**INSTRUCTION:** Exactly as they appear, output all of the entries.

**DATA FOR THIS EXERCISE:**
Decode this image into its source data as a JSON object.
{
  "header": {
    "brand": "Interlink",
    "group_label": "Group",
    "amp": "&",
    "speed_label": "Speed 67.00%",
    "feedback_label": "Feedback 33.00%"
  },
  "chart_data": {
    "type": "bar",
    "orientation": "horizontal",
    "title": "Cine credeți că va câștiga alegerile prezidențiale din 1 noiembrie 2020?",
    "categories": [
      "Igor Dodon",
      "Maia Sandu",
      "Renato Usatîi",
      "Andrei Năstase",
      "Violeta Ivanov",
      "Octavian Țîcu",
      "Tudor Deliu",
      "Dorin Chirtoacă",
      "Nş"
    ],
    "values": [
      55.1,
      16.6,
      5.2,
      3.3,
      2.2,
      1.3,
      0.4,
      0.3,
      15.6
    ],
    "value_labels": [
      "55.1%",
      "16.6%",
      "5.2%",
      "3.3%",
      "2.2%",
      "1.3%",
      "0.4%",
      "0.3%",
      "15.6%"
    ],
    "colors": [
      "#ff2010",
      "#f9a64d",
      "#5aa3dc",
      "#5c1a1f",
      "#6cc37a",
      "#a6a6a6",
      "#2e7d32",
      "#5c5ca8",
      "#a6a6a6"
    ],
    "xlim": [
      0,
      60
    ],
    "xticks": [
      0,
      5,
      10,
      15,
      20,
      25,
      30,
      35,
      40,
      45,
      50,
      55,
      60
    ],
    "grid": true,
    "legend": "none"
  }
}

**TASK SOLUTION:**
Decode this image into its source data as a JSON object.
{
  "header": {
    "brand": "Interlink",
    "group_label": "Group",
    "amp": "&",
    "speed_label": "Speed 67.00%",
    "feedback_label": "Feedback 33.00%"
  },
  "chart_data": {
    "type": "bar",
    "orientation": "horizontal",
    "title": "Cine credeți că va câștiga alegerile prezidențiale din 1 noiembrie 2020?",
    "categories": [
      "Igor Dodon",
      "Maia Sandu",
      "Renato Usatîi",
      "Andrei Năstase",
      "Violeta Ivanov",
      "Octavian Țîcu",
      "Tudor Deliu",
      "Dorin Chirtoacă",
      "Nş"
    ],
    "values": [
      55.1,
      16.6,
      5.2,
      3.3,
      2.2,
      1.3,
      0.4,
      0.3,
      15.6
    ],
    "value_labels": [
      "55.1%",
      "16.6%",
      "5.2%",
      "3.3%",
      "2.2%",
      "1.3%",
      "0.4%",
      "0.3%",
      "15.6%"
    ],
    "colors": [
      "#ff2010",
      "#f9a64d",
      "#5aa3dc",
      "#5c1a1f",
      "#6cc37a",
      "#a6a6a6",
      "#2e7d32",
      "#5c5ca8",
      "#a6a6a6"
    ],
    "xlim": [
      0,
      60
    ],
    "xticks": [
      0,
      5,
      10,
      15,
      20,
      25,
      30,
      35,
      40,
      45,
      50,
      55,
      60
    ],
    "grid": true,
    "legend": "none"
  }
}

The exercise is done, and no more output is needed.